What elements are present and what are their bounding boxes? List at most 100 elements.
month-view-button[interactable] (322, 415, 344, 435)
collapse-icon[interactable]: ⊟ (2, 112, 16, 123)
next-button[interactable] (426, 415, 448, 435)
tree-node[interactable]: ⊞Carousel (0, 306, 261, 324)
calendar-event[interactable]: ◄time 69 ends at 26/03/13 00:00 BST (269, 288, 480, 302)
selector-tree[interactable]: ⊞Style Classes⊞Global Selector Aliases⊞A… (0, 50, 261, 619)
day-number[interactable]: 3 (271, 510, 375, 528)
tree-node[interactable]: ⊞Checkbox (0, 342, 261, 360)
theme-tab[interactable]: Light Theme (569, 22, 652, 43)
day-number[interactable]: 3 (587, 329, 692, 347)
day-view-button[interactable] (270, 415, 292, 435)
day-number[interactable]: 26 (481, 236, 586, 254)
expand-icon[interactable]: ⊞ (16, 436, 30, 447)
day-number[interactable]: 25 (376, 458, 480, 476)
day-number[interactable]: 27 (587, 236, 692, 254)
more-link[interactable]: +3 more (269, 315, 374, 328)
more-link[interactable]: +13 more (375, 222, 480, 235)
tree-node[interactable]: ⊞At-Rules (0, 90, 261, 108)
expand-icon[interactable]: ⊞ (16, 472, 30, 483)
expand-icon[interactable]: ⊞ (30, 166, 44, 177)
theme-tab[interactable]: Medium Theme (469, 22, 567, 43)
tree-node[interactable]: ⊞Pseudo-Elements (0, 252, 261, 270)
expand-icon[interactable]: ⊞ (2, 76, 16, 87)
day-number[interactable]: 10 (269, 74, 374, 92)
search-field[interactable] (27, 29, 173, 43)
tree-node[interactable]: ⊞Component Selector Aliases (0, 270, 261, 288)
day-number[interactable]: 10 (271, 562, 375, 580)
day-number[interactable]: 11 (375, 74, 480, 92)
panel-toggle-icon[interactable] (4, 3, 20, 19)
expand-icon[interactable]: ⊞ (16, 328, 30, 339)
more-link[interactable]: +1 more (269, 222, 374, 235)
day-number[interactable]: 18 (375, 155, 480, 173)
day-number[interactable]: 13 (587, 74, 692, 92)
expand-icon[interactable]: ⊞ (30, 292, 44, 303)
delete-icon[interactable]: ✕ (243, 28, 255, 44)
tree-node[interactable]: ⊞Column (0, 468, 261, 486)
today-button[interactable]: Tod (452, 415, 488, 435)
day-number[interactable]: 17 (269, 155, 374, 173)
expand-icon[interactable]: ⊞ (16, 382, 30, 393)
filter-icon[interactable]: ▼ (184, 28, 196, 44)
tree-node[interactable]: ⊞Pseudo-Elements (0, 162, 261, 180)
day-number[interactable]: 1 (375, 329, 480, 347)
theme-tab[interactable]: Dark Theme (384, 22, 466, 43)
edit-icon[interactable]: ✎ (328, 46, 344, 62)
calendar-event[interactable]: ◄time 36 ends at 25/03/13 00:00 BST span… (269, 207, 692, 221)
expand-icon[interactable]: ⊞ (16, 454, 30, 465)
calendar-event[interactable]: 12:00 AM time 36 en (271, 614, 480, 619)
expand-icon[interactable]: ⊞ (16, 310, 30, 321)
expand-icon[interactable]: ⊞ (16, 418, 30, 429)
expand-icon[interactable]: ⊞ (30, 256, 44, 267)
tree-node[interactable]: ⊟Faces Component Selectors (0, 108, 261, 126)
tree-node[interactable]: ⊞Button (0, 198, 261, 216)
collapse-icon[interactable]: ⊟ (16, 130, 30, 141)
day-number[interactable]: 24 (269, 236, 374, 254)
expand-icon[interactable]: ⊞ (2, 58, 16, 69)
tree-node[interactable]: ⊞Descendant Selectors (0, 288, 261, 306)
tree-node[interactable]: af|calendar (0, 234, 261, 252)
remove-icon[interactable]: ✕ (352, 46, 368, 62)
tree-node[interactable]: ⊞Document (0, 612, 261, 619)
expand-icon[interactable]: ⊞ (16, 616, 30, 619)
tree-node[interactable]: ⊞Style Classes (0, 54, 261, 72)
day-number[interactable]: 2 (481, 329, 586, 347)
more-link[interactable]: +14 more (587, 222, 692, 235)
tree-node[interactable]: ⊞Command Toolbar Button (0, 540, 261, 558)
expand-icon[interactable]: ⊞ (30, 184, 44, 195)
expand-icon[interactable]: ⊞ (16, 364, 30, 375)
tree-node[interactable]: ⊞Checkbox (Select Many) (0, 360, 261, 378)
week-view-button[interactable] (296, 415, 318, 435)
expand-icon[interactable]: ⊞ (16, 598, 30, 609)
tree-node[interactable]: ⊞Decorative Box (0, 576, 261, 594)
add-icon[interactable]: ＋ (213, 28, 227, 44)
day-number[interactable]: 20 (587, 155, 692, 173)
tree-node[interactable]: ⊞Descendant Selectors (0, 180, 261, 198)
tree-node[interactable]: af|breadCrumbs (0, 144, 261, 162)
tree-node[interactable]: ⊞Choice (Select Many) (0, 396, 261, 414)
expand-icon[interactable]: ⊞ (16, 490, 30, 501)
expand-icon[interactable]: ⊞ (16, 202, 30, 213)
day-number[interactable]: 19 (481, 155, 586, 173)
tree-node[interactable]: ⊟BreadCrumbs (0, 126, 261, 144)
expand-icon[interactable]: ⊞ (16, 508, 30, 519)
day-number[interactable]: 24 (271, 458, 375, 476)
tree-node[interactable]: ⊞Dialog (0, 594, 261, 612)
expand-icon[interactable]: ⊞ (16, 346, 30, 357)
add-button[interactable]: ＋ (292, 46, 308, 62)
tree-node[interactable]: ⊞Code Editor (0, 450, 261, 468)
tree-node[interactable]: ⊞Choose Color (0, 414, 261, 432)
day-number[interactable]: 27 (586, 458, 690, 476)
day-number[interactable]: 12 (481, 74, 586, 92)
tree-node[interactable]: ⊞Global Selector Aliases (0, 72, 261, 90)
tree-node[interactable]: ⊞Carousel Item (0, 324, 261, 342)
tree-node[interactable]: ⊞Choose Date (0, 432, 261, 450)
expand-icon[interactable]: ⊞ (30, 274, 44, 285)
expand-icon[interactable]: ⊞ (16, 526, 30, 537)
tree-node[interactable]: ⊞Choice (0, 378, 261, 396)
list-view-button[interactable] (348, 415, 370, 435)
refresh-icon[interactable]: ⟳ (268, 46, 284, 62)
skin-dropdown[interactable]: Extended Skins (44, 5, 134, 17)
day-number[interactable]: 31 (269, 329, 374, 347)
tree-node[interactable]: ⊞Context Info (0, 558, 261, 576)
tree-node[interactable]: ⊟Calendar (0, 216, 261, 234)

* [TASK DIRECTIONS]:
Reproduce all of the material above verbatim, line by line.

* [CORRECT OUTPUT]:
What elements are present and what are their bounding boxes? List at most 100 elements.
month-view-button[interactable] (322, 415, 344, 435)
collapse-icon[interactable]: ⊟ (2, 112, 16, 123)
next-button[interactable] (426, 415, 448, 435)
tree-node[interactable]: ⊞Carousel (0, 306, 261, 324)
calendar-event[interactable]: ◄time 69 ends at 26/03/13 00:00 BST (269, 288, 480, 302)
selector-tree[interactable]: ⊞Style Classes⊞Global Selector Aliases⊞A… (0, 50, 261, 619)
day-number[interactable]: 3 (271, 510, 375, 528)
tree-node[interactable]: ⊞Checkbox (0, 342, 261, 360)
theme-tab[interactable]: Light Theme (569, 22, 652, 43)
day-number[interactable]: 3 (587, 329, 692, 347)
day-view-button[interactable] (270, 415, 292, 435)
day-number[interactable]: 26 (481, 236, 586, 254)
expand-icon[interactable]: ⊞ (16, 436, 30, 447)
day-number[interactable]: 25 (376, 458, 480, 476)
day-number[interactable]: 27 (587, 236, 692, 254)
more-link[interactable]: +3 more (269, 315, 374, 328)
more-link[interactable]: +13 more (375, 222, 480, 235)
tree-node[interactable]: ⊞At-Rules (0, 90, 261, 108)
expand-icon[interactable]: ⊞ (16, 472, 30, 483)
expand-icon[interactable]: ⊞ (30, 166, 44, 177)
theme-tab[interactable]: Medium Theme (469, 22, 567, 43)
tree-node[interactable]: ⊞Pseudo-Elements (0, 252, 261, 270)
expand-icon[interactable]: ⊞ (2, 76, 16, 87)
day-number[interactable]: 10 (269, 74, 374, 92)
search-field[interactable] (27, 29, 173, 43)
tree-node[interactable]: ⊞Component Selector Aliases (0, 270, 261, 288)
day-number[interactable]: 10 (271, 562, 375, 580)
day-number[interactable]: 11 (375, 74, 480, 92)
panel-toggle-icon[interactable] (4, 3, 20, 19)
expand-icon[interactable]: ⊞ (16, 328, 30, 339)
more-link[interactable]: +1 more (269, 222, 374, 235)
day-number[interactable]: 18 (375, 155, 480, 173)
day-number[interactable]: 13 (587, 74, 692, 92)
expand-icon[interactable]: ⊞ (30, 292, 44, 303)
delete-icon[interactable]: ✕ (243, 28, 255, 44)
tree-node[interactable]: ⊞Column (0, 468, 261, 486)
today-button[interactable]: Tod (452, 415, 488, 435)
day-number[interactable]: 17 (269, 155, 374, 173)
expand-icon[interactable]: ⊞ (16, 382, 30, 393)
filter-icon[interactable]: ▼ (184, 28, 196, 44)
tree-node[interactable]: ⊞Pseudo-Elements (0, 162, 261, 180)
day-number[interactable]: 1 (375, 329, 480, 347)
theme-tab[interactable]: Dark Theme (384, 22, 466, 43)
edit-icon[interactable]: ✎ (328, 46, 344, 62)
calendar-event[interactable]: ◄time 36 ends at 25/03/13 00:00 BST span… (269, 207, 692, 221)
expand-icon[interactable]: ⊞ (16, 454, 30, 465)
calendar-event[interactable]: 12:00 AM time 36 en (271, 614, 480, 619)
expand-icon[interactable]: ⊞ (16, 310, 30, 321)
expand-icon[interactable]: ⊞ (16, 418, 30, 429)
expand-icon[interactable]: ⊞ (30, 256, 44, 267)
tree-node[interactable]: ⊟Faces Component Selectors (0, 108, 261, 126)
tree-node[interactable]: ⊞Button (0, 198, 261, 216)
collapse-icon[interactable]: ⊟ (16, 130, 30, 141)
day-number[interactable]: 24 (269, 236, 374, 254)
expand-icon[interactable]: ⊞ (2, 58, 16, 69)
tree-node[interactable]: ⊞Descendant Selectors (0, 288, 261, 306)
tree-node[interactable]: af|calendar (0, 234, 261, 252)
remove-icon[interactable]: ✕ (352, 46, 368, 62)
tree-node[interactable]: ⊞Document (0, 612, 261, 619)
expand-icon[interactable]: ⊞ (16, 616, 30, 619)
tree-node[interactable]: ⊞Style Classes (0, 54, 261, 72)
day-number[interactable]: 2 (481, 329, 586, 347)
more-link[interactable]: +14 more (587, 222, 692, 235)
tree-node[interactable]: ⊞Command Toolbar Button (0, 540, 261, 558)
expand-icon[interactable]: ⊞ (30, 184, 44, 195)
expand-icon[interactable]: ⊞ (16, 364, 30, 375)
tree-node[interactable]: ⊞Checkbox (Select Many) (0, 360, 261, 378)
week-view-button[interactable] (296, 415, 318, 435)
expand-icon[interactable]: ⊞ (16, 598, 30, 609)
tree-node[interactable]: ⊞Decorative Box (0, 576, 261, 594)
add-icon[interactable]: ＋ (213, 28, 227, 44)
day-number[interactable]: 20 (587, 155, 692, 173)
tree-node[interactable]: ⊞Descendant Selectors (0, 180, 261, 198)
tree-node[interactable]: af|breadCrumbs (0, 144, 261, 162)
tree-node[interactable]: ⊞Choice (Select Many) (0, 396, 261, 414)
expand-icon[interactable]: ⊞ (16, 490, 30, 501)
expand-icon[interactable]: ⊞ (16, 202, 30, 213)
day-number[interactable]: 19 (481, 155, 586, 173)
tree-node[interactable]: ⊟BreadCrumbs (0, 126, 261, 144)
expand-icon[interactable]: ⊞ (16, 508, 30, 519)
day-number[interactable]: 24 (271, 458, 375, 476)
tree-node[interactable]: ⊞Dialog (0, 594, 261, 612)
expand-icon[interactable]: ⊞ (16, 346, 30, 357)
add-button[interactable]: ＋ (292, 46, 308, 62)
tree-node[interactable]: ⊞Code Editor (0, 450, 261, 468)
tree-node[interactable]: ⊞Choose Color (0, 414, 261, 432)
day-number[interactable]: 27 (586, 458, 690, 476)
day-number[interactable]: 12 (481, 74, 586, 92)
tree-node[interactable]: ⊞Global Selector Aliases (0, 72, 261, 90)
tree-node[interactable]: ⊞Carousel Item (0, 324, 261, 342)
tree-node[interactable]: ⊞Choose Date (0, 432, 261, 450)
expand-icon[interactable]: ⊞ (30, 274, 44, 285)
expand-icon[interactable]: ⊞ (16, 526, 30, 537)
tree-node[interactable]: ⊞Choice (0, 378, 261, 396)
list-view-button[interactable] (348, 415, 370, 435)
refresh-icon[interactable]: ⟳ (268, 46, 284, 62)
skin-dropdown[interactable]: Extended Skins (44, 5, 134, 17)
day-number[interactable]: 31 (269, 329, 374, 347)
tree-node[interactable]: ⊞Context Info (0, 558, 261, 576)
tree-node[interactable]: ⊟Calendar (0, 216, 261, 234)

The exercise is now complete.